* Task statement
Return each line containing "marker".

* Extracted records
Begin

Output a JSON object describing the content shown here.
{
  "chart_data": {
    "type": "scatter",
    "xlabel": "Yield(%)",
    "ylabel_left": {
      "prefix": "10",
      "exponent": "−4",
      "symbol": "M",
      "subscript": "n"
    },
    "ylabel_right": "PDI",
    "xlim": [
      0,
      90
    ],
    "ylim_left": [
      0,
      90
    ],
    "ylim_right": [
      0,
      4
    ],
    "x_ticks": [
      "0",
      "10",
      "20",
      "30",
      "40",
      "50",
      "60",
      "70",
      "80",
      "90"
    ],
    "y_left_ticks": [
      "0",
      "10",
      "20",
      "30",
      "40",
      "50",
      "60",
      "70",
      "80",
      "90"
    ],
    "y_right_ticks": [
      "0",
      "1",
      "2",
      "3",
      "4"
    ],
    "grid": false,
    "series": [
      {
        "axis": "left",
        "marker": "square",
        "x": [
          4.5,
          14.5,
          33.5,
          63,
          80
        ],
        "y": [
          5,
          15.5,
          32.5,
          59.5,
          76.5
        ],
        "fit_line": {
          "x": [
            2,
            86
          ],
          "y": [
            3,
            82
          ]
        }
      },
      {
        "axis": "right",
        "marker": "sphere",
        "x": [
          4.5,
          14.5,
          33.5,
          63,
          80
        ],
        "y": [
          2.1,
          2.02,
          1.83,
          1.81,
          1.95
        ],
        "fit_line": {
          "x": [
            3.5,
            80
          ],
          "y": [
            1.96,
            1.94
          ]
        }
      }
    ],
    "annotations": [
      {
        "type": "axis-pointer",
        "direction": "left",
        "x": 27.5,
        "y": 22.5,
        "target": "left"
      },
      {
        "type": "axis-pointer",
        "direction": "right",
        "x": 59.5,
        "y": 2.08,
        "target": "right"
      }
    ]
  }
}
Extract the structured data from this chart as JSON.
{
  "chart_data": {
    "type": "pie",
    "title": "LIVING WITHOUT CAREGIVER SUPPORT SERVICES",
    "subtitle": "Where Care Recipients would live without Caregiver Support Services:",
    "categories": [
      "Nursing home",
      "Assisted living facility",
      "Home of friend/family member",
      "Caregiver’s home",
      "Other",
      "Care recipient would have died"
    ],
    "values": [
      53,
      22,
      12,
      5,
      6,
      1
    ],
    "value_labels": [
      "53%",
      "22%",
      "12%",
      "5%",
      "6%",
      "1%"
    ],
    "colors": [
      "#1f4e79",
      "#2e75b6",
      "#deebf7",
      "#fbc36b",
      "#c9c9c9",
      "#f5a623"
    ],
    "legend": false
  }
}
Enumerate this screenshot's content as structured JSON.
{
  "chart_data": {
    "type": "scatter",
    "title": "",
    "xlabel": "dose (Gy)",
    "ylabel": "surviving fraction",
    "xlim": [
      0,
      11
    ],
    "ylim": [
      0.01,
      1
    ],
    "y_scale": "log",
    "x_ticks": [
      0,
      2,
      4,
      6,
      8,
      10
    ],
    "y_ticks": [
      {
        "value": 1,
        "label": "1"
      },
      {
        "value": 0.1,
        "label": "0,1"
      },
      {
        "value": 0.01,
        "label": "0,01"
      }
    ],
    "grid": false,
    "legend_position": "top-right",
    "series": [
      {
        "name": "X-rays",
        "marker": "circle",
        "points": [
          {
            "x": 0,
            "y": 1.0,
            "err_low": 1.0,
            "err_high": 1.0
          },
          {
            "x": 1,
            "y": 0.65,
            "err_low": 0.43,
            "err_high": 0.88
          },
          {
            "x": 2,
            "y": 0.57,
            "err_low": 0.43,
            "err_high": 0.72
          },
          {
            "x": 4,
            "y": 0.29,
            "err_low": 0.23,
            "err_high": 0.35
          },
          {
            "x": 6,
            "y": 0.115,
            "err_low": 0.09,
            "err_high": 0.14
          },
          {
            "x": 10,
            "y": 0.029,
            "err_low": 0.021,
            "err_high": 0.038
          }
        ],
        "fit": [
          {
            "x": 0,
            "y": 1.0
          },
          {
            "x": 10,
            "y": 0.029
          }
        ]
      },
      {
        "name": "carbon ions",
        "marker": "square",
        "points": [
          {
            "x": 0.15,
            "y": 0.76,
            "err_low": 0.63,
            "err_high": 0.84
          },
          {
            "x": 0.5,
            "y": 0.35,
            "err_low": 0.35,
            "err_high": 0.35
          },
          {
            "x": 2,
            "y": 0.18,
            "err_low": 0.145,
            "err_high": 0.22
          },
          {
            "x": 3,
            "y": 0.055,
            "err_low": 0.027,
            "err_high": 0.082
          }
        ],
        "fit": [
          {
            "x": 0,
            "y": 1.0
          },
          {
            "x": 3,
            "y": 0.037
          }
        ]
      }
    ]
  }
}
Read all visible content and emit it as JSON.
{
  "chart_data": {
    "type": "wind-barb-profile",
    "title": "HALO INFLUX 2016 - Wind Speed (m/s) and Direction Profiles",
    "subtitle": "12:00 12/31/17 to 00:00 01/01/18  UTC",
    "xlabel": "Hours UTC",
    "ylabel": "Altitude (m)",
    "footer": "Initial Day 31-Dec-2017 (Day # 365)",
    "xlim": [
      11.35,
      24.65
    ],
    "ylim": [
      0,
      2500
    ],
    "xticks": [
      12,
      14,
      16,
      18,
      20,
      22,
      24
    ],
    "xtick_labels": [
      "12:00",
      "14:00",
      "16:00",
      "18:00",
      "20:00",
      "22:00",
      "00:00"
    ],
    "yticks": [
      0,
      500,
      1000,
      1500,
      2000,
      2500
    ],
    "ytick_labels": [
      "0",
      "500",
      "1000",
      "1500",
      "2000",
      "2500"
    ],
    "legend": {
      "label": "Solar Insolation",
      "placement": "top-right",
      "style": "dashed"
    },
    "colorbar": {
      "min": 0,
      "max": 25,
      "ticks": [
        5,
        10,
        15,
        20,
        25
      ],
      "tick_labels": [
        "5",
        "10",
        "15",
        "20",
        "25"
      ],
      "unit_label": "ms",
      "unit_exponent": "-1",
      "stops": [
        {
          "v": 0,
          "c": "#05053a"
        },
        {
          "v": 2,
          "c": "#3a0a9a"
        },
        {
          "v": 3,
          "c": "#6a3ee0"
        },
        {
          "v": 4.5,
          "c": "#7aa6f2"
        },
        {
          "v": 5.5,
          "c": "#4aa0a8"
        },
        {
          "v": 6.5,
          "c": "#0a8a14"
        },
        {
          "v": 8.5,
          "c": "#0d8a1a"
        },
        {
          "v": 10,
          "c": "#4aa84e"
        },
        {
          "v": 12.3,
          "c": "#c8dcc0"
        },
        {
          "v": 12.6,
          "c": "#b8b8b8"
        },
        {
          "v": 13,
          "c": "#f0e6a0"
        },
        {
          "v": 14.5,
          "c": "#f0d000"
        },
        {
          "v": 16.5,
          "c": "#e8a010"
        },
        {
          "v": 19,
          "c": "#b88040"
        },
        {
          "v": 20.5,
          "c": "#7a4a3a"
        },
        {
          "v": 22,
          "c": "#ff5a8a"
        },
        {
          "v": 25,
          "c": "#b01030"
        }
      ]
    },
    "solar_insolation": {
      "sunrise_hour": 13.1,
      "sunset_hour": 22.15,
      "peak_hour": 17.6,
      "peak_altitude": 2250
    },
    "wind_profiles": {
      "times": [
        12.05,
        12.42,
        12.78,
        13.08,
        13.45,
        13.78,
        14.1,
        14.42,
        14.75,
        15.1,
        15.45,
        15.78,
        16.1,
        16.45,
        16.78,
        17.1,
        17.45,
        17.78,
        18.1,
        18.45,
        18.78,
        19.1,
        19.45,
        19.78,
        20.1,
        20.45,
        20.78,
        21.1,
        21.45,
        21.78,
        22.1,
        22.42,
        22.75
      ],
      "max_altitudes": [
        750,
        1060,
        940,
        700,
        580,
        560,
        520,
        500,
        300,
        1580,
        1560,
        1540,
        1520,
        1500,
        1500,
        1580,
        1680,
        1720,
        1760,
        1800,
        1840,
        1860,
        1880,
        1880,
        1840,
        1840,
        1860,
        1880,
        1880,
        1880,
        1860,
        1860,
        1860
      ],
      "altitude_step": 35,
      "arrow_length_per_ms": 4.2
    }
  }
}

End

* Response to this exercise
        "marker": "square",
        "marker": "sphere",
        "marker": "circle",
        "marker": "square",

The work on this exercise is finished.